§ PASSAGE:
Distributed Tracing Sampling Strategies: Head-Based, Tail-Based & Beyond
Distributed tracing captures the path of a request as it flows through microservices. In production, a busy system can generate millions of traces per minute. Storing and analyzing all of them is expensive and often unnecessary. Sampling decides which traces to keep and which to discard — and the strategy you choose determines whether you catch the problems that matter.
Why Sampling Is Necessary#
A service handling 10,000 requests per second across 20 services produces roughly 200,000 spans per second. At 1 KB per span, that is 200 MB/s — over 17 TB per day. Without sampling, your observability costs dwarf your infrastructure costs.
But sampling introduces risk: you might discard the one trace that shows a critical bug. The goal is to keep interesting traces and drop boring ones.
All traces (100%)
│
▼
┌──────────────┐
│ Sampling │──▶ Kept traces (1-10%)
│ Strategy │ → stored, indexed, searchable
│ │──▶ Dropped traces (90-99%)
└──────────────┘ → discarded at source or collector
Head-Based Sampling#
Head-based sampling makes the keep-or-drop decision at the start of a trace, before any spans are generated. The decision propagates via trace context headers so all downstream services respect it.
How It Works#
- The entry service generates a trace ID and flips a coin (e.g., 10% probability).
- The sampling decision is encoded in the W3C
tracestateor B3 propagation header. - Every downstream service reads the header and follows the same decision.
Client → Gateway (sample? YES) → Service A → Service B → Database
↓ ↓
span kept span kept
Client → Gateway (sample? NO) → Service A → Service B → Database
↓ ↓
span dropped span dropped
Pros and Cons#
| Pros | Cons |
|---|---|
| Simple to implement | Cannot know if a trace is interesting at the start |
| Low overhead — decision is instant | Rare errors may be missed entirely |
| Consistent — all spans in a trace are kept or dropped | Fixed rate ignores traffic patterns |
| Supported by all tracing SDKs | No way to keep all error traces |
Head-based sampling is the default in OpenTelemetry and most tracing libraries. It works well as a baseline but misses important traces.
Tail-Based Sampling#
Tail-based sampling defers the decision until the trace is complete. A collector buffers all spans, assembles full traces, and then decides which to keep based on the trace's characteristics.
Decision Criteria#
- Error presence — Keep any trace containing a span with an error status.
- Latency threshold — Keep traces where total duration exceeds a percentile (e.g., p99).
- Specific operations — Always keep traces involving payment processing or auth flows.
- Status codes — Keep traces with 5xx responses.
- Span count — Unusually deep traces may indicate a problem.
┌───────────────────────────────────┐
│ Tail-Based Sampling Collector │
│ │
│ Buffer: trace-abc [5 spans] │
│ trace-def [12 spans] │
│ trace-ghi [3 spans] │
│ │
│ Rules: │
│ error == true → KEEP │
│ duration > 2s → KEEP │
│ route == /pay → KEEP │
│ otherwise → 5% random │
└───────────────────────────────────┘
Pros and Cons#
| Pros | Cons |
|---|---|
| Captures all error and slow traces | Requires buffering — memory intensive |
| Policy-driven, flexible rules | Adds latency before traces appear in storage |
| Adapts to trace content | Complex to operate at scale |
| Better signal-to-noise ratio | Must handle incomplete traces (timeout) |
Collector Architecture#
Tail-based sampling requires a stateful collector that can assemble traces from spans arriving across multiple services. In OpenTelemetry, the tailsamplingprocessor runs in the collector and groups spans by trace ID.

§ TASKS TO COMPLETE:
a. From the article on tracing sampling strategies, copy the passage starting at "Why Sampling Is" up to and including "drop boring ones.".
b. Pick up the article on distributed tracing sampling after its last sentence and keep writing it.

§ DATASET ROWS:
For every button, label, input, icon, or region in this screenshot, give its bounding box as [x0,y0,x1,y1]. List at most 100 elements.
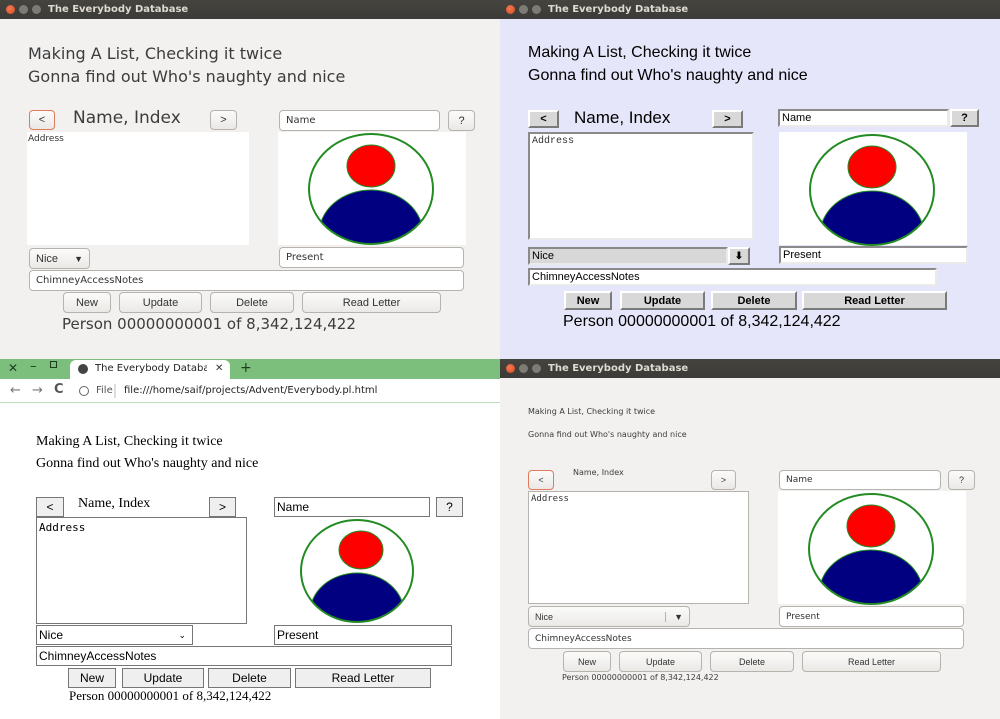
status-select[interactable]: Nice ▼ [29,248,90,269]
status-select-value: Nice [39,628,64,642]
maximize-window-icon[interactable] [50,361,57,368]
delete-button[interactable]: Delete [710,651,794,672]
update-button[interactable]: Update [619,651,702,672]
prev-button[interactable]: < [528,110,559,128]
address-bar[interactable]: file:///home/saif/projects/Advent/Everyb… [124,385,377,396]
heading-line-2: Gonna find out Who's naughty and nice [36,456,259,471]
address-textarea[interactable]: Address [528,491,749,604]
title-bar: The Everybody Database [0,0,500,19]
reload-icon[interactable]: C [54,382,64,397]
new-button[interactable]: New [563,651,611,672]
name-input[interactable]: Name [279,110,440,131]
close-window-icon[interactable] [506,5,515,14]
present-input[interactable]: Present [779,246,968,264]
read-letter-button[interactable]: Read Letter [295,668,431,688]
maximize-window-icon[interactable] [32,5,41,14]
present-input[interactable]: Present [779,606,964,627]
tab-title: The Everybody Database [95,363,207,374]
avatar-frame [779,132,967,246]
new-button[interactable]: New [63,292,111,313]
address-textarea[interactable]: Address [27,132,249,245]
close-tab-icon[interactable]: ✕ [215,363,223,374]
file-scheme-label: File [96,385,113,396]
read-letter-button[interactable]: Read Letter [802,291,947,310]
person-avatar-icon [300,519,414,623]
chimney-notes-input[interactable]: ChimneyAccessNotes [36,646,452,666]
update-button[interactable]: Update [620,291,705,310]
address-textarea[interactable]: Address [528,132,754,240]
chevron-down-icon[interactable]: ⬇ [728,247,750,265]
help-button[interactable]: ? [436,497,463,517]
close-window-icon[interactable]: ✕ [8,361,18,375]
heading-line-2: Gonna find out Who's naughty and nice [528,430,687,439]
status-select-value: Nice [528,247,728,265]
prev-button[interactable]: < [36,497,64,517]
gtk-window: The Everybody Database Making A List, Ch… [0,0,500,359]
minimize-window-icon[interactable] [519,364,528,373]
record-title: Name, Index [78,496,151,511]
favicon-icon [78,364,88,374]
heading-line-2: Gonna find out Who's naughty and nice [28,67,346,86]
name-input[interactable]: Name [274,497,430,517]
person-status: Person 00000000001 of 8,342,124,422 [562,673,719,682]
prev-button[interactable]: < [29,110,55,130]
new-button[interactable]: New [68,668,116,688]
next-button[interactable]: > [712,110,743,128]
close-window-icon[interactable] [506,364,515,373]
heading: Making A List, Checking it twice Gonna f… [36,431,258,475]
minimize-window-icon[interactable]: – [30,359,37,374]
next-button[interactable]: > [711,470,736,490]
browser-tab[interactable]: The Everybody Database ✕ [70,360,230,379]
new-button[interactable]: New [564,291,612,310]
help-button[interactable]: ? [448,110,475,131]
help-button[interactable]: ? [950,109,979,127]
minimize-window-icon[interactable] [19,5,28,14]
browser-window: ✕ – The Everybody Database ✕ + ← → C Fil… [0,359,500,719]
heading-line-1: Making A List, Checking it twice [28,44,283,63]
chimney-notes-input[interactable]: ChimneyAccessNotes [528,628,964,649]
info-icon[interactable] [79,386,89,396]
minimize-window-icon[interactable] [519,5,528,14]
prev-button[interactable]: < [528,470,554,490]
present-input[interactable]: Present [274,625,452,645]
window-title: The Everybody Database [548,363,689,374]
person-avatar-icon [809,134,935,246]
divider [114,384,116,398]
chimney-notes-input[interactable]: ChimneyAccessNotes [528,268,937,286]
heading: Making A List, Checking it twice Gonna f… [528,400,687,446]
forward-arrow-icon[interactable]: → [32,383,43,398]
record-title: Name, Index [573,468,624,477]
tk-window: The Everybody Database Making A List, Ch… [500,0,1000,359]
heading: Making A List, Checking it twice Gonna f… [528,41,808,87]
delete-button[interactable]: Delete [208,668,291,688]
close-window-icon[interactable] [6,5,15,14]
back-arrow-icon[interactable]: ← [10,383,21,398]
present-input[interactable]: Present [279,247,464,268]
update-button[interactable]: Update [119,292,202,313]
update-button[interactable]: Update [122,668,204,688]
chimney-notes-input[interactable]: ChimneyAccessNotes [29,270,464,291]
status-select[interactable]: Nice ⬇ [528,247,750,265]
status-select[interactable]: Nice ⌄ [36,625,193,645]
name-input[interactable]: Name [779,470,941,490]
new-tab-button[interactable]: + [240,360,252,376]
status-select[interactable]: Nice ▼ [528,606,690,627]
chevron-down-icon: ▼ [74,253,83,264]
delete-button[interactable]: Delete [711,291,797,310]
address-textarea[interactable]: Address [36,517,247,624]
maximize-window-icon[interactable] [532,364,541,373]
read-letter-button[interactable]: Read Letter [302,292,441,313]
read-letter-button[interactable]: Read Letter [802,651,941,672]
person-status: Person 00000000001 of 8,342,124,422 [62,315,356,333]
name-input[interactable]: Name [778,109,949,127]
delete-button[interactable]: Delete [210,292,294,313]
heading-line-1: Making A List, Checking it twice [528,407,656,416]
help-button[interactable]: ? [948,470,975,490]
record-title: Name, Index [574,108,671,127]
maximize-window-icon[interactable] [532,5,541,14]
avatar-frame [278,132,466,245]
record-title: Name, Index [73,108,181,128]
next-button[interactable]: > [210,110,237,130]
status-select-value: Nice [36,252,59,265]
next-button[interactable]: > [209,497,236,517]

§ RESPONSES PER TASK:
a.
Why Sampling Is Necessary#
A service handling 10,000 requests per second across 20 services produces roughly 200,000 spans per second. At 1 KB per span, that is 200 MB/s — over 17 TB per day. Without sampling, your observability costs dwarf your infrastructure costs.
But sampling introduces risk: you might discard the one trace that shows a critical bug. The goal is to keep interesting traces and drop boring ones.

b.
To ensure all spans for a trace reach the same collector, use a load balancer with trace-ID-based routing:
Services → Exporters → LB (hash on trace ID) → Collector Pool
│
┌─────┴─────┐
│ Collector 1│ (traces a-m)
│ Collector 2│ (traces n-z)
└────────────┘
Priority Sampling#
Priority sampling assigns a numeric priority to each trace. The priority can be set by the application (e.g., high priority for admin operations) or computed by the SDK based on rules.
Datadog popularized this approach with three priority levels:
- USER_KEEP (2) — Always keep, set by application code.
- AUTO_KEEP (1) — Sampler decided to keep.
- AUTO_DROP (0) — Sampler decided to drop.
- USER_DROP (-1) — Application explicitly drops (e.g., health checks).
Priority sampling combines well with both head-based and tail-based approaches. The SDK sets a default priority, and the collector can override it.
Adaptive Sampling#
Adaptive sampling adjusts the sampling rate dynamically based on traffic volume. When traffic is low, sample more (even 100%). When traffic spikes, reduce the rate to control costs.
if (traces_per_second < 100):
sample_rate = 1.0 # keep everything
elif (traces_per_second < 1000):
sample_rate = 0.1 # keep 10%
else:
sample_rate = 100 / traces_per_second # keep ~100 traces/sec
This ensures a consistent volume of stored traces regardless of traffic patterns. AWS X-Ray and Jaeger both support adaptive sampling with a target traces-per-second configuration.
Rate-Limiting Sampler#
A rate-limiting sampler keeps a fixed number of traces per time window (e.g., 50 traces per second). It uses a token bucket or leaky bucket internally.
This is simpler than adaptive sampling and provides predictable cost control. The downside is that during low traffic, you waste budget, and during high traffic, you may miss important traces.
OpenTelemetry provides a RateLimitingSampler that caps traces per second while still propagating context for unsampled traces.
Always-On for Errors#
The most pragmatic strategy combines a baseline sampler with an always-on rule for errors:
- Baseline: Head-based sampling at 5% for normal traces.
- Error override: Tail-based collector keeps 100% of traces with errors.
- Latency override: Keep 100% of traces above p99 latency.
- Manual override: Application code can force-keep traces for debugging.
This hybrid approach captures the traces you actually need while controlling volume for routine traffic.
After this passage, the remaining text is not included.